= Task statement =
Each record that follows should be repeated exactly, minus any images.

= Extracted information =
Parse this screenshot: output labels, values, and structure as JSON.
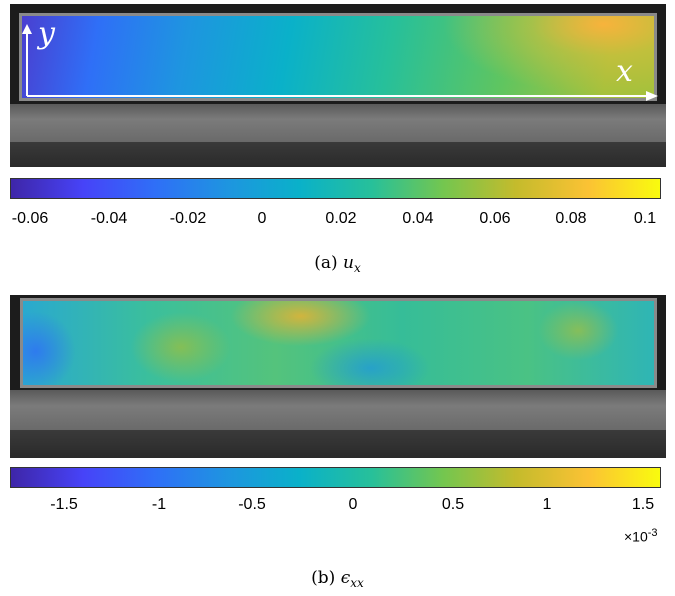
{
  "figure_a": {
    "axis_x": "x",
    "axis_y": "y",
    "colorbar_ticks": [
      "-0.06",
      "-0.04",
      "-0.02",
      "0",
      "0.02",
      "0.04",
      "0.06",
      "0.08",
      "0.1"
    ],
    "caption_tag": "(a)",
    "caption_symbol": "u",
    "caption_subscript": "x"
  },
  "figure_b": {
    "colorbar_ticks": [
      "-1.5",
      "-1",
      "-0.5",
      "0",
      "0.5",
      "1",
      "1.5"
    ],
    "colorbar_exponent_base": "×10",
    "colorbar_exponent_power": "-3",
    "caption_tag": "(b)",
    "caption_symbol": "ϵ",
    "caption_subscript": "xx"
  },
  "colors": {
    "parula": [
      "#3e26a8",
      "#4743f8",
      "#2f6ff7",
      "#1e95e0",
      "#0ab1c9",
      "#27c09a",
      "#74c64f",
      "#c4bb2c",
      "#fbc234",
      "#f9fb0e"
    ]
  }
}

= Written response =
Parse this screenshot: output labels, values, and structure as JSON.
{
  "figure_a": {
    "axis_x": "x",
    "axis_y": "y",
    "colorbar_ticks": [
      "-0.06",
      "-0.04",
      "-0.02",
      "0",
      "0.02",
      "0.04",
      "0.06",
      "0.08",
      "0.1"
    ],
    "caption_tag": "(a)",
    "caption_symbol": "u",
    "caption_subscript": "x"
  },
  "figure_b": {
    "colorbar_ticks": [
      "-1.5",
      "-1",
      "-0.5",
      "0",
      "0.5",
      "1",
      "1.5"
    ],
    "colorbar_exponent_base": "×10",
    "colorbar_exponent_power": "-3",
    "caption_tag": "(b)",
    "caption_symbol": "ϵ",
    "caption_subscript": "xx"
  },
  "colors": {
    "parula": [
      "#3e26a8",
      "#4743f8",
      "#2f6ff7",
      "#1e95e0",
      "#0ab1c9",
      "#27c09a",
      "#74c64f",
      "#c4bb2c",
      "#fbc234",
      "#f9fb0e"
    ]
  }
}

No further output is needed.